**Directive:** Show every line that has the string "icon" in it.

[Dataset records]
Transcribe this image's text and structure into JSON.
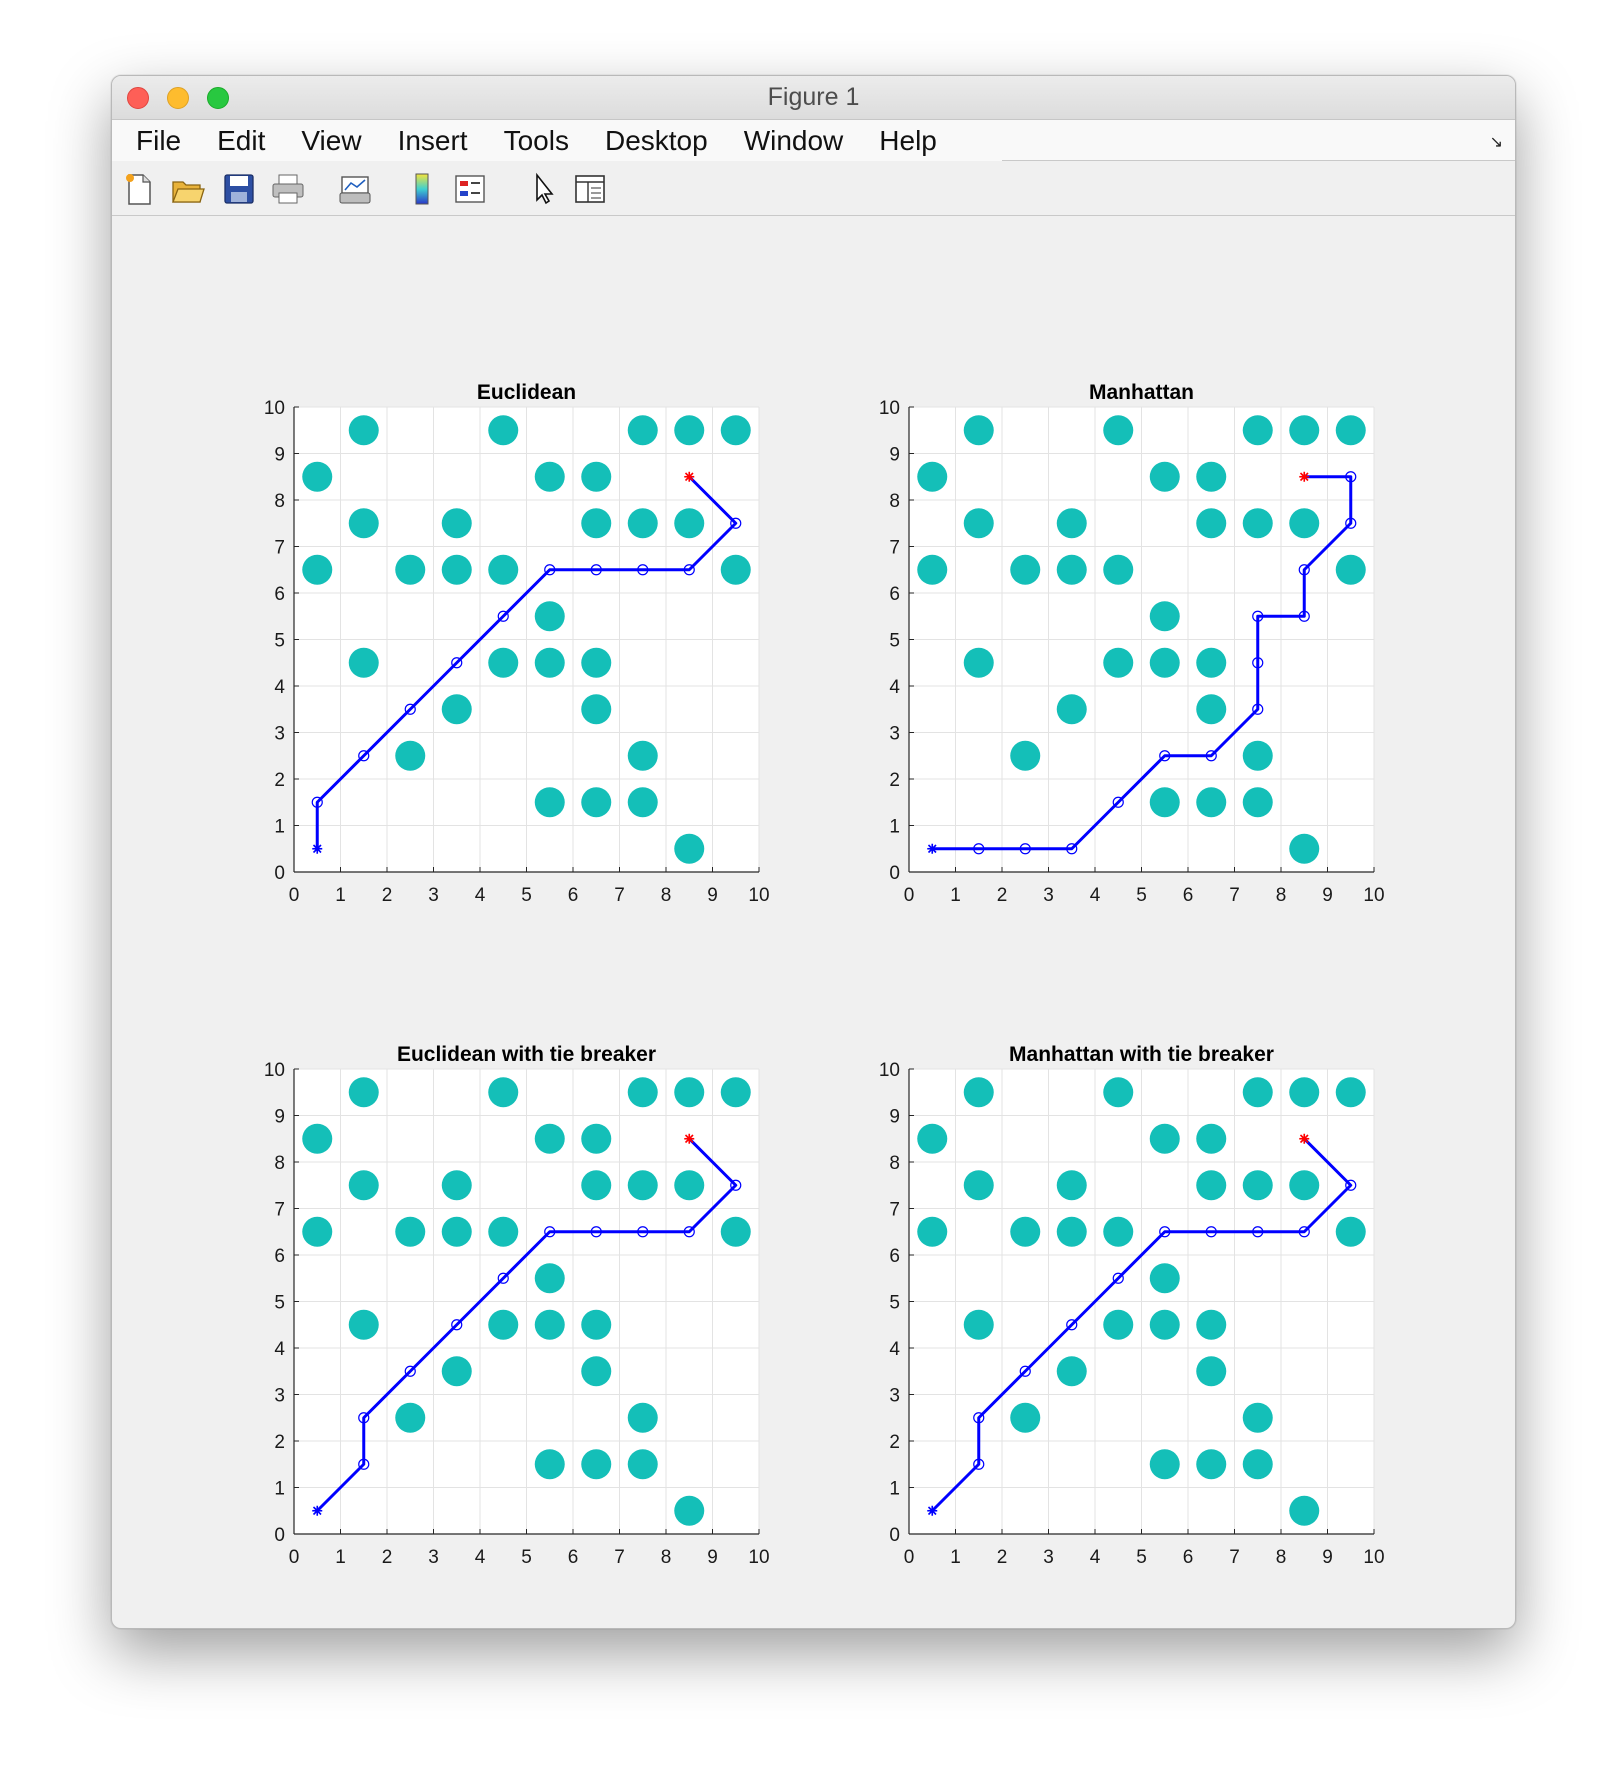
{
  "window": {
    "title": "Figure 1"
  },
  "menu": [
    "File",
    "Edit",
    "View",
    "Insert",
    "Tools",
    "Desktop",
    "Window",
    "Help"
  ],
  "toolbar": [
    {
      "icon": "new-figure-icon"
    },
    {
      "icon": "open-file-icon"
    },
    {
      "icon": "save-icon"
    },
    {
      "icon": "print-icon"
    },
    {
      "icon": "link-plot-icon"
    },
    {
      "icon": "colorbar-icon"
    },
    {
      "icon": "legend-icon"
    },
    {
      "icon": "pointer-icon"
    },
    {
      "icon": "property-inspector-icon"
    }
  ],
  "colors": {
    "obstacle": "#14bfb8",
    "path": "#0000ff",
    "start": "#0000ff",
    "goal": "#ff0000",
    "grid": "#e3e3e3"
  },
  "chart_data": [
    {
      "type": "scatter",
      "title": "Euclidean",
      "xlim": [
        0,
        10
      ],
      "ylim": [
        0,
        10
      ],
      "xticks": [
        "0",
        "1",
        "2",
        "3",
        "4",
        "5",
        "6",
        "7",
        "8",
        "9",
        "10"
      ],
      "yticks": [
        "0",
        "1",
        "2",
        "3",
        "4",
        "5",
        "6",
        "7",
        "8",
        "9",
        "10"
      ],
      "grid": true,
      "obstacles": [
        [
          1.5,
          9.5
        ],
        [
          4.5,
          9.5
        ],
        [
          7.5,
          9.5
        ],
        [
          8.5,
          9.5
        ],
        [
          9.5,
          9.5
        ],
        [
          0.5,
          8.5
        ],
        [
          5.5,
          8.5
        ],
        [
          6.5,
          8.5
        ],
        [
          1.5,
          7.5
        ],
        [
          3.5,
          7.5
        ],
        [
          6.5,
          7.5
        ],
        [
          7.5,
          7.5
        ],
        [
          8.5,
          7.5
        ],
        [
          0.5,
          6.5
        ],
        [
          2.5,
          6.5
        ],
        [
          3.5,
          6.5
        ],
        [
          4.5,
          6.5
        ],
        [
          9.5,
          6.5
        ],
        [
          5.5,
          5.5
        ],
        [
          1.5,
          4.5
        ],
        [
          4.5,
          4.5
        ],
        [
          5.5,
          4.5
        ],
        [
          6.5,
          4.5
        ],
        [
          3.5,
          3.5
        ],
        [
          6.5,
          3.5
        ],
        [
          2.5,
          2.5
        ],
        [
          7.5,
          2.5
        ],
        [
          5.5,
          1.5
        ],
        [
          6.5,
          1.5
        ],
        [
          7.5,
          1.5
        ],
        [
          8.5,
          0.5
        ]
      ],
      "path": [
        [
          0.5,
          0.5
        ],
        [
          0.5,
          1.5
        ],
        [
          1.5,
          2.5
        ],
        [
          2.5,
          3.5
        ],
        [
          3.5,
          4.5
        ],
        [
          4.5,
          5.5
        ],
        [
          5.5,
          6.5
        ],
        [
          6.5,
          6.5
        ],
        [
          7.5,
          6.5
        ],
        [
          8.5,
          6.5
        ],
        [
          9.5,
          7.5
        ],
        [
          8.5,
          8.5
        ]
      ],
      "start": [
        0.5,
        0.5
      ],
      "goal": [
        8.5,
        8.5
      ]
    },
    {
      "type": "scatter",
      "title": "Manhattan",
      "xlim": [
        0,
        10
      ],
      "ylim": [
        0,
        10
      ],
      "xticks": [
        "0",
        "1",
        "2",
        "3",
        "4",
        "5",
        "6",
        "7",
        "8",
        "9",
        "10"
      ],
      "yticks": [
        "0",
        "1",
        "2",
        "3",
        "4",
        "5",
        "6",
        "7",
        "8",
        "9",
        "10"
      ],
      "grid": true,
      "obstacles": [
        [
          1.5,
          9.5
        ],
        [
          4.5,
          9.5
        ],
        [
          7.5,
          9.5
        ],
        [
          8.5,
          9.5
        ],
        [
          9.5,
          9.5
        ],
        [
          0.5,
          8.5
        ],
        [
          5.5,
          8.5
        ],
        [
          6.5,
          8.5
        ],
        [
          1.5,
          7.5
        ],
        [
          3.5,
          7.5
        ],
        [
          6.5,
          7.5
        ],
        [
          7.5,
          7.5
        ],
        [
          8.5,
          7.5
        ],
        [
          0.5,
          6.5
        ],
        [
          2.5,
          6.5
        ],
        [
          3.5,
          6.5
        ],
        [
          4.5,
          6.5
        ],
        [
          9.5,
          6.5
        ],
        [
          5.5,
          5.5
        ],
        [
          1.5,
          4.5
        ],
        [
          4.5,
          4.5
        ],
        [
          5.5,
          4.5
        ],
        [
          6.5,
          4.5
        ],
        [
          3.5,
          3.5
        ],
        [
          6.5,
          3.5
        ],
        [
          2.5,
          2.5
        ],
        [
          7.5,
          2.5
        ],
        [
          5.5,
          1.5
        ],
        [
          6.5,
          1.5
        ],
        [
          7.5,
          1.5
        ],
        [
          8.5,
          0.5
        ]
      ],
      "path": [
        [
          0.5,
          0.5
        ],
        [
          1.5,
          0.5
        ],
        [
          2.5,
          0.5
        ],
        [
          3.5,
          0.5
        ],
        [
          4.5,
          1.5
        ],
        [
          5.5,
          2.5
        ],
        [
          6.5,
          2.5
        ],
        [
          7.5,
          3.5
        ],
        [
          7.5,
          4.5
        ],
        [
          7.5,
          5.5
        ],
        [
          8.5,
          5.5
        ],
        [
          8.5,
          6.5
        ],
        [
          9.5,
          7.5
        ],
        [
          9.5,
          8.5
        ],
        [
          8.5,
          8.5
        ]
      ],
      "start": [
        0.5,
        0.5
      ],
      "goal": [
        8.5,
        8.5
      ]
    },
    {
      "type": "scatter",
      "title": "Euclidean with tie breaker",
      "xlim": [
        0,
        10
      ],
      "ylim": [
        0,
        10
      ],
      "xticks": [
        "0",
        "1",
        "2",
        "3",
        "4",
        "5",
        "6",
        "7",
        "8",
        "9",
        "10"
      ],
      "yticks": [
        "0",
        "1",
        "2",
        "3",
        "4",
        "5",
        "6",
        "7",
        "8",
        "9",
        "10"
      ],
      "grid": true,
      "obstacles": [
        [
          1.5,
          9.5
        ],
        [
          4.5,
          9.5
        ],
        [
          7.5,
          9.5
        ],
        [
          8.5,
          9.5
        ],
        [
          9.5,
          9.5
        ],
        [
          0.5,
          8.5
        ],
        [
          5.5,
          8.5
        ],
        [
          6.5,
          8.5
        ],
        [
          1.5,
          7.5
        ],
        [
          3.5,
          7.5
        ],
        [
          6.5,
          7.5
        ],
        [
          7.5,
          7.5
        ],
        [
          8.5,
          7.5
        ],
        [
          0.5,
          6.5
        ],
        [
          2.5,
          6.5
        ],
        [
          3.5,
          6.5
        ],
        [
          4.5,
          6.5
        ],
        [
          9.5,
          6.5
        ],
        [
          5.5,
          5.5
        ],
        [
          1.5,
          4.5
        ],
        [
          4.5,
          4.5
        ],
        [
          5.5,
          4.5
        ],
        [
          6.5,
          4.5
        ],
        [
          3.5,
          3.5
        ],
        [
          6.5,
          3.5
        ],
        [
          2.5,
          2.5
        ],
        [
          7.5,
          2.5
        ],
        [
          5.5,
          1.5
        ],
        [
          6.5,
          1.5
        ],
        [
          7.5,
          1.5
        ],
        [
          8.5,
          0.5
        ]
      ],
      "path": [
        [
          0.5,
          0.5
        ],
        [
          1.5,
          1.5
        ],
        [
          1.5,
          2.5
        ],
        [
          2.5,
          3.5
        ],
        [
          3.5,
          4.5
        ],
        [
          4.5,
          5.5
        ],
        [
          5.5,
          6.5
        ],
        [
          6.5,
          6.5
        ],
        [
          7.5,
          6.5
        ],
        [
          8.5,
          6.5
        ],
        [
          9.5,
          7.5
        ],
        [
          8.5,
          8.5
        ]
      ],
      "start": [
        0.5,
        0.5
      ],
      "goal": [
        8.5,
        8.5
      ]
    },
    {
      "type": "scatter",
      "title": "Manhattan with tie breaker",
      "xlim": [
        0,
        10
      ],
      "ylim": [
        0,
        10
      ],
      "xticks": [
        "0",
        "1",
        "2",
        "3",
        "4",
        "5",
        "6",
        "7",
        "8",
        "9",
        "10"
      ],
      "yticks": [
        "0",
        "1",
        "2",
        "3",
        "4",
        "5",
        "6",
        "7",
        "8",
        "9",
        "10"
      ],
      "grid": true,
      "obstacles": [
        [
          1.5,
          9.5
        ],
        [
          4.5,
          9.5
        ],
        [
          7.5,
          9.5
        ],
        [
          8.5,
          9.5
        ],
        [
          9.5,
          9.5
        ],
        [
          0.5,
          8.5
        ],
        [
          5.5,
          8.5
        ],
        [
          6.5,
          8.5
        ],
        [
          1.5,
          7.5
        ],
        [
          3.5,
          7.5
        ],
        [
          6.5,
          7.5
        ],
        [
          7.5,
          7.5
        ],
        [
          8.5,
          7.5
        ],
        [
          0.5,
          6.5
        ],
        [
          2.5,
          6.5
        ],
        [
          3.5,
          6.5
        ],
        [
          4.5,
          6.5
        ],
        [
          9.5,
          6.5
        ],
        [
          5.5,
          5.5
        ],
        [
          1.5,
          4.5
        ],
        [
          4.5,
          4.5
        ],
        [
          5.5,
          4.5
        ],
        [
          6.5,
          4.5
        ],
        [
          3.5,
          3.5
        ],
        [
          6.5,
          3.5
        ],
        [
          2.5,
          2.5
        ],
        [
          7.5,
          2.5
        ],
        [
          5.5,
          1.5
        ],
        [
          6.5,
          1.5
        ],
        [
          7.5,
          1.5
        ],
        [
          8.5,
          0.5
        ]
      ],
      "path": [
        [
          0.5,
          0.5
        ],
        [
          1.5,
          1.5
        ],
        [
          1.5,
          2.5
        ],
        [
          2.5,
          3.5
        ],
        [
          3.5,
          4.5
        ],
        [
          4.5,
          5.5
        ],
        [
          5.5,
          6.5
        ],
        [
          6.5,
          6.5
        ],
        [
          7.5,
          6.5
        ],
        [
          8.5,
          6.5
        ],
        [
          9.5,
          7.5
        ],
        [
          8.5,
          8.5
        ]
      ],
      "start": [
        0.5,
        0.5
      ],
      "goal": [
        8.5,
        8.5
      ]
    }
  ]
}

**Solution for this problem:**
      "icon": "new-figure-icon"
      "icon": "open-file-icon"
      "icon": "save-icon"
      "icon": "print-icon"
      "icon": "link-plot-icon"
      "icon": "colorbar-icon"
      "icon": "legend-icon"
      "icon": "pointer-icon"
      "icon": "property-inspector-icon"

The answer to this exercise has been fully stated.